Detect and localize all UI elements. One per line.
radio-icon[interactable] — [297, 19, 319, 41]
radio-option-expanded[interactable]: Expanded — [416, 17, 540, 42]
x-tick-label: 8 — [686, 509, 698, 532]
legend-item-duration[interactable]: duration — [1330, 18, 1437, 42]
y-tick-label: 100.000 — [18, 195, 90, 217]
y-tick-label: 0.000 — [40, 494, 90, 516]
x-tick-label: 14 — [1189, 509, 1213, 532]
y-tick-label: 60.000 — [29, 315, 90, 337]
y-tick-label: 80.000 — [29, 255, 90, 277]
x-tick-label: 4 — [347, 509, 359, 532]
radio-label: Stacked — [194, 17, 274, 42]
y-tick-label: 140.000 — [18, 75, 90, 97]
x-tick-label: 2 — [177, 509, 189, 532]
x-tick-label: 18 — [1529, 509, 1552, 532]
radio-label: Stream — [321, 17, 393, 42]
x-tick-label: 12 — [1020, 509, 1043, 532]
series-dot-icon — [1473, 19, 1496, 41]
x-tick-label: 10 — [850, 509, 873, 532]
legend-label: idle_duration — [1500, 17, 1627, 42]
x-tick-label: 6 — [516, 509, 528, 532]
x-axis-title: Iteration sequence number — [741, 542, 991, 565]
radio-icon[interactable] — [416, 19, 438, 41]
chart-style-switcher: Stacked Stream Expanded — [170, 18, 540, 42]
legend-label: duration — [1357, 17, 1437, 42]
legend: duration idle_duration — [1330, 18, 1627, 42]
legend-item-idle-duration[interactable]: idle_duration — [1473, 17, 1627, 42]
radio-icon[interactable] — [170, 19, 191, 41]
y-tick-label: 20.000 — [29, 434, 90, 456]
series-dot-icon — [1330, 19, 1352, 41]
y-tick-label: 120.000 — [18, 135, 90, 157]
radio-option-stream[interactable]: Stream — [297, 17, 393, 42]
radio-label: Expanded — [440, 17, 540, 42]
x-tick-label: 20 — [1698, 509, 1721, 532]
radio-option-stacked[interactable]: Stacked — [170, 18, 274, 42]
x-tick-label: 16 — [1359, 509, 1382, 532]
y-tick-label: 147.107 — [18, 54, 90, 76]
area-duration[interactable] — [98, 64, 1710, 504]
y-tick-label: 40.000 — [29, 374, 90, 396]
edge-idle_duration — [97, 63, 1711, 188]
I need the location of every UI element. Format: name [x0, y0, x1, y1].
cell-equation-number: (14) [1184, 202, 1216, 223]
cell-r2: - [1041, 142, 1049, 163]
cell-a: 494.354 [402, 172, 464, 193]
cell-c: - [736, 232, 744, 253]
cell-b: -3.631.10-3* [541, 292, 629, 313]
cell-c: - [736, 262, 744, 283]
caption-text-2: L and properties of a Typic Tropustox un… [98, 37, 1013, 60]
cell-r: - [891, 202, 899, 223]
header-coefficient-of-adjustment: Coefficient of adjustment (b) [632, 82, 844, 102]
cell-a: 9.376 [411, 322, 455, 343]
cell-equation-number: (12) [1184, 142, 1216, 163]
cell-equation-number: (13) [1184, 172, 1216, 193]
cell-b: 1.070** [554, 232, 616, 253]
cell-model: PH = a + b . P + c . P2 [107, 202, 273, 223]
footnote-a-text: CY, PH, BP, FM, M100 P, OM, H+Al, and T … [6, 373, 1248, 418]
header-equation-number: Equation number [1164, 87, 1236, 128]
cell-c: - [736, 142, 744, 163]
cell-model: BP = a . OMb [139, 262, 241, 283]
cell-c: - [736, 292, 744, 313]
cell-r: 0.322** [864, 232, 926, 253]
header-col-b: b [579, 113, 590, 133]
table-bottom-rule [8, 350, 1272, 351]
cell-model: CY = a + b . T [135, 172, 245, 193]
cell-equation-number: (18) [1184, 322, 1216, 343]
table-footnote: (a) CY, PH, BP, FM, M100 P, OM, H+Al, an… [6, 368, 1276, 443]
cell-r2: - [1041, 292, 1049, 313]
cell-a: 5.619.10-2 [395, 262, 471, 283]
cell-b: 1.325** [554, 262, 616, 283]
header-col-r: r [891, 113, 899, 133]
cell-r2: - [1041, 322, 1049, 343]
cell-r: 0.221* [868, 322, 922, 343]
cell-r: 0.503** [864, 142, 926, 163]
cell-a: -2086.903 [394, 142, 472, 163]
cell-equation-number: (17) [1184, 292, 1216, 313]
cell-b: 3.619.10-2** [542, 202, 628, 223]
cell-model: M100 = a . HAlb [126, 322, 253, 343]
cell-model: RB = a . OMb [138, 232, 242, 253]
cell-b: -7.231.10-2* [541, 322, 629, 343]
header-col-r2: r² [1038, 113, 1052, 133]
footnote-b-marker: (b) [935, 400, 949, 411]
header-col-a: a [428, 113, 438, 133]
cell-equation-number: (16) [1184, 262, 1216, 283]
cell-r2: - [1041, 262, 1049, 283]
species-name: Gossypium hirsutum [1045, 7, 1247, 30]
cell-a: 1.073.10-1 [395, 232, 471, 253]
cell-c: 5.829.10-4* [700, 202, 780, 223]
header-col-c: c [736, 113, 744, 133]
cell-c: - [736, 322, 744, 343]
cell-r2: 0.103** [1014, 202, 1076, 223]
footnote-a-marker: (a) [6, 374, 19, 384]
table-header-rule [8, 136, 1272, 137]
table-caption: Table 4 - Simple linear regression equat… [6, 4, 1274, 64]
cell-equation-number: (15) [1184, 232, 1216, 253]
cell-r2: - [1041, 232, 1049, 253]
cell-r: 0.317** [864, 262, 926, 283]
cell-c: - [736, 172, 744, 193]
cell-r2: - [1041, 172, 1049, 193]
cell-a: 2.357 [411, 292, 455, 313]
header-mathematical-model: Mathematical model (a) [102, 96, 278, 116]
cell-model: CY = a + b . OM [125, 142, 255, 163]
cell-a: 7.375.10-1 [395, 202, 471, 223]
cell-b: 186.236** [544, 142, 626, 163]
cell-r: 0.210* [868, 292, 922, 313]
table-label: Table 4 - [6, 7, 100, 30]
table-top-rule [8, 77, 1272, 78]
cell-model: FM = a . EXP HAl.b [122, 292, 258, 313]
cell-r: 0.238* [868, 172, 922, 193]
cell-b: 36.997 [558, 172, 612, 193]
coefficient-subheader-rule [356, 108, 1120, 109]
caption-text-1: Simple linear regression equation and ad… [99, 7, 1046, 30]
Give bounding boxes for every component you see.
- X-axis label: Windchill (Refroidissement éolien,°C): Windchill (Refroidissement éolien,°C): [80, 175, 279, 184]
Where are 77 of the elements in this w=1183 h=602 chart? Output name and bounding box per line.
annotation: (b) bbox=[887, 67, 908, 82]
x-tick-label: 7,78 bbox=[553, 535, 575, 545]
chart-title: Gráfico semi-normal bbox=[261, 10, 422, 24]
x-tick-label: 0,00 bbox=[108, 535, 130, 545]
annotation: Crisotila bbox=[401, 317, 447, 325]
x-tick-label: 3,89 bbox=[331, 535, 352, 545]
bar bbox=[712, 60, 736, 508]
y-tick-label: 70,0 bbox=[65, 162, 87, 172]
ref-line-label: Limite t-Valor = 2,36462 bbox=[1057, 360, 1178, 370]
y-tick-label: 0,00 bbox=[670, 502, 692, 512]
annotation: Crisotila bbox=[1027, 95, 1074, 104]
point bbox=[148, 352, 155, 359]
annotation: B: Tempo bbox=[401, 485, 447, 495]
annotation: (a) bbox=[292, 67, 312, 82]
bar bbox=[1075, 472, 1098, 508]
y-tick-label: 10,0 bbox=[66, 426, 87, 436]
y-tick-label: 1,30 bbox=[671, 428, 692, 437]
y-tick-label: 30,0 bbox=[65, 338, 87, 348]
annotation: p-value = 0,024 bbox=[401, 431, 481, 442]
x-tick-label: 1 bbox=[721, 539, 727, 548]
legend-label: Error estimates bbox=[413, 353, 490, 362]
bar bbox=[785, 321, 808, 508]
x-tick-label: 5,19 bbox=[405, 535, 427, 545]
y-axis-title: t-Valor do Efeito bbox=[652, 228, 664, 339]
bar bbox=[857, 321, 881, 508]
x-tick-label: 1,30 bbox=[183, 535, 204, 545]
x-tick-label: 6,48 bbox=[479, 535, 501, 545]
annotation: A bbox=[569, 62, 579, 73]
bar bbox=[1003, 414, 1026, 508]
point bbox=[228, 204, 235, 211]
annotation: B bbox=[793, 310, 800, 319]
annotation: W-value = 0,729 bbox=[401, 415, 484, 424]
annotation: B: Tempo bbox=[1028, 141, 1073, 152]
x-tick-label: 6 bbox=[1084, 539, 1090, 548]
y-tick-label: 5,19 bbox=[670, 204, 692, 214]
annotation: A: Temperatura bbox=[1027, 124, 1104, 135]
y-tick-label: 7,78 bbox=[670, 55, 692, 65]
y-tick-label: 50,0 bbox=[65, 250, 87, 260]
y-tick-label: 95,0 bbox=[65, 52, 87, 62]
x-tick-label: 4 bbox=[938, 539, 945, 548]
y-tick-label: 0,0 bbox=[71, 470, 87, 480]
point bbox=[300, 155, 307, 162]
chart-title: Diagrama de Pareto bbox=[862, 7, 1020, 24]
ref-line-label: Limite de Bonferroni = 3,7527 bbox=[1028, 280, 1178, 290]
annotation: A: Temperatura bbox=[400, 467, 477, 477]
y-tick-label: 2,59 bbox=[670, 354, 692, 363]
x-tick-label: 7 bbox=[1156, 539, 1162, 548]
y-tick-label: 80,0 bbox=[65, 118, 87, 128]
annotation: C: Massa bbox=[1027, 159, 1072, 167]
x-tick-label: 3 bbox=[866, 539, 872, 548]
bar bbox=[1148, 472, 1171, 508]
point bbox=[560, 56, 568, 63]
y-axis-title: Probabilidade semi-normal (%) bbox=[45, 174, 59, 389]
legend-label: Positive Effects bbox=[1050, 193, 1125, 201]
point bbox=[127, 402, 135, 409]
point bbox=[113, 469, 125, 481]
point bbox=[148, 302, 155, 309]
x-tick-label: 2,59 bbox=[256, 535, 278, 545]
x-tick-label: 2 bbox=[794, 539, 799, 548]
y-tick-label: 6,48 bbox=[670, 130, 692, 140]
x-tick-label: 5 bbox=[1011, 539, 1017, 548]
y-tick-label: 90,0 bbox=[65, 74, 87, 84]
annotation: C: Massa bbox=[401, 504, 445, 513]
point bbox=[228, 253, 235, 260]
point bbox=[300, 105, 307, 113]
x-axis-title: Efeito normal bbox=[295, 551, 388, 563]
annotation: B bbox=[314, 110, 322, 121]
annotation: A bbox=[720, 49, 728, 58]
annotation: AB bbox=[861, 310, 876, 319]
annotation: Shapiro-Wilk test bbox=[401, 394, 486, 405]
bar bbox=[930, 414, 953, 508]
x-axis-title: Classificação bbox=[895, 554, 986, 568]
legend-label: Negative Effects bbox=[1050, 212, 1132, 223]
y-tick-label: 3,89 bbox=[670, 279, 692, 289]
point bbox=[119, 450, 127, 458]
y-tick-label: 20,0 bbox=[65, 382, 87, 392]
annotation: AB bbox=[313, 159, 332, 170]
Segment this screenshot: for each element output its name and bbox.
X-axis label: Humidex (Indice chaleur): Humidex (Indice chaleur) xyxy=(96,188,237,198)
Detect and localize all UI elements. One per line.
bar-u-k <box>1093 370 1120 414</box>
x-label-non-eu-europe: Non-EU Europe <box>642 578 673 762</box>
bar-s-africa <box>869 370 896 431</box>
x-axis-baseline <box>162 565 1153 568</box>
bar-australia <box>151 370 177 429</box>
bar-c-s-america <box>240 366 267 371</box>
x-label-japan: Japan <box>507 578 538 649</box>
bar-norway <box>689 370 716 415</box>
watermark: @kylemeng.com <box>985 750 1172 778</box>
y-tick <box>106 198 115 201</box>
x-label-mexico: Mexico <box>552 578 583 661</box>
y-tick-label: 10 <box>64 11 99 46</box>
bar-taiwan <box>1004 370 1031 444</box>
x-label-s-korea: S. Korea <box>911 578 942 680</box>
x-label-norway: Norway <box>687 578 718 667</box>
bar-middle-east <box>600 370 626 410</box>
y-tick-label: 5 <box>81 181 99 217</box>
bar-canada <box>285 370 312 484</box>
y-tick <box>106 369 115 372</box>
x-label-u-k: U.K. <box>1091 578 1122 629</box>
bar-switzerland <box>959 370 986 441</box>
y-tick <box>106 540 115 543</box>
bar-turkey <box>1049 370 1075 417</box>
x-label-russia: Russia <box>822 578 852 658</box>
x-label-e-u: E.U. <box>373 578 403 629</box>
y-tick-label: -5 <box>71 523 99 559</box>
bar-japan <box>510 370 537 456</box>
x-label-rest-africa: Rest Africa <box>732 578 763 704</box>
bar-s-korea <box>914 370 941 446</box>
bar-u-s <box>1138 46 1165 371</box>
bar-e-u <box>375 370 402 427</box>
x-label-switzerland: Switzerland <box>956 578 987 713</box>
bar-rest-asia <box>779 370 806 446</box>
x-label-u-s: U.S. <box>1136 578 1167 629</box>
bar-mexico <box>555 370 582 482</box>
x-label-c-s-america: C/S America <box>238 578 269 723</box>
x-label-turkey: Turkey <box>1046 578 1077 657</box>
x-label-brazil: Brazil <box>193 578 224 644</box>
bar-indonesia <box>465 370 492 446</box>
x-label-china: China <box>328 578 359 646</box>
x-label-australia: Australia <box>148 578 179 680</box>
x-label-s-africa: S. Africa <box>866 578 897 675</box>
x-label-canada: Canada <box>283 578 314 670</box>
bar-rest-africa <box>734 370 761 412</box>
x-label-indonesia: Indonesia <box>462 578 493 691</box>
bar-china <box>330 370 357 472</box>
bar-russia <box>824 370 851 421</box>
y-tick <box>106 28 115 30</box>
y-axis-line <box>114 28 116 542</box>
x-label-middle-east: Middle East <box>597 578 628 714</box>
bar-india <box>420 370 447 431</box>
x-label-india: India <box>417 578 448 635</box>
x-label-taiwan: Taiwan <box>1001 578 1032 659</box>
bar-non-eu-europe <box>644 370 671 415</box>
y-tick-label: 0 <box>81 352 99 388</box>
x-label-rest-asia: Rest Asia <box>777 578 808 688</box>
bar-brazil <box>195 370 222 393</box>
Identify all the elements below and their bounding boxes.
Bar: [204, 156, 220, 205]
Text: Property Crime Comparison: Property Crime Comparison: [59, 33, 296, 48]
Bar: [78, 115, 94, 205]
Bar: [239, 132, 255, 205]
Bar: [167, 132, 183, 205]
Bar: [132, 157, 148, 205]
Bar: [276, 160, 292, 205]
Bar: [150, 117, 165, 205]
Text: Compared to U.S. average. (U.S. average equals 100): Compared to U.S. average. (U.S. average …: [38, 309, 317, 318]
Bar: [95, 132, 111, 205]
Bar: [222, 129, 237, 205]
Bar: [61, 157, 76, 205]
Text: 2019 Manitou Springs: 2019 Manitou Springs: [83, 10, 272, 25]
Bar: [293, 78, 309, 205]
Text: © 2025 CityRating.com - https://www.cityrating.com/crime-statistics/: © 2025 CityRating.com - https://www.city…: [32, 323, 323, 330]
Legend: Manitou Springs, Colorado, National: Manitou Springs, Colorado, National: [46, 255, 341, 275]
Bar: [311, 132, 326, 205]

──────

__Task goal__. Can you rewrite the listing from its first line through the line that contains "radio-label: Stacked — [194, 17, 274, 42]", changing "y-tick-label" to "y-axis-label" and leaving everything else as it is?

__Output of the task__.
Detect and localize all UI elements. One per line.
radio-icon[interactable] — [297, 19, 319, 41]
radio-option-expanded[interactable]: Expanded — [416, 17, 540, 42]
x-tick-label: 8 — [686, 509, 698, 532]
legend-item-duration[interactable]: duration — [1330, 18, 1437, 42]
y-axis-label: 100.000 — [18, 195, 90, 217]
y-axis-label: 0.000 — [40, 494, 90, 516]
x-tick-label: 14 — [1189, 509, 1213, 532]
y-axis-label: 60.000 — [29, 315, 90, 337]
y-axis-label: 80.000 — [29, 255, 90, 277]
x-tick-label: 4 — [347, 509, 359, 532]
radio-label: Stacked — [194, 17, 274, 42]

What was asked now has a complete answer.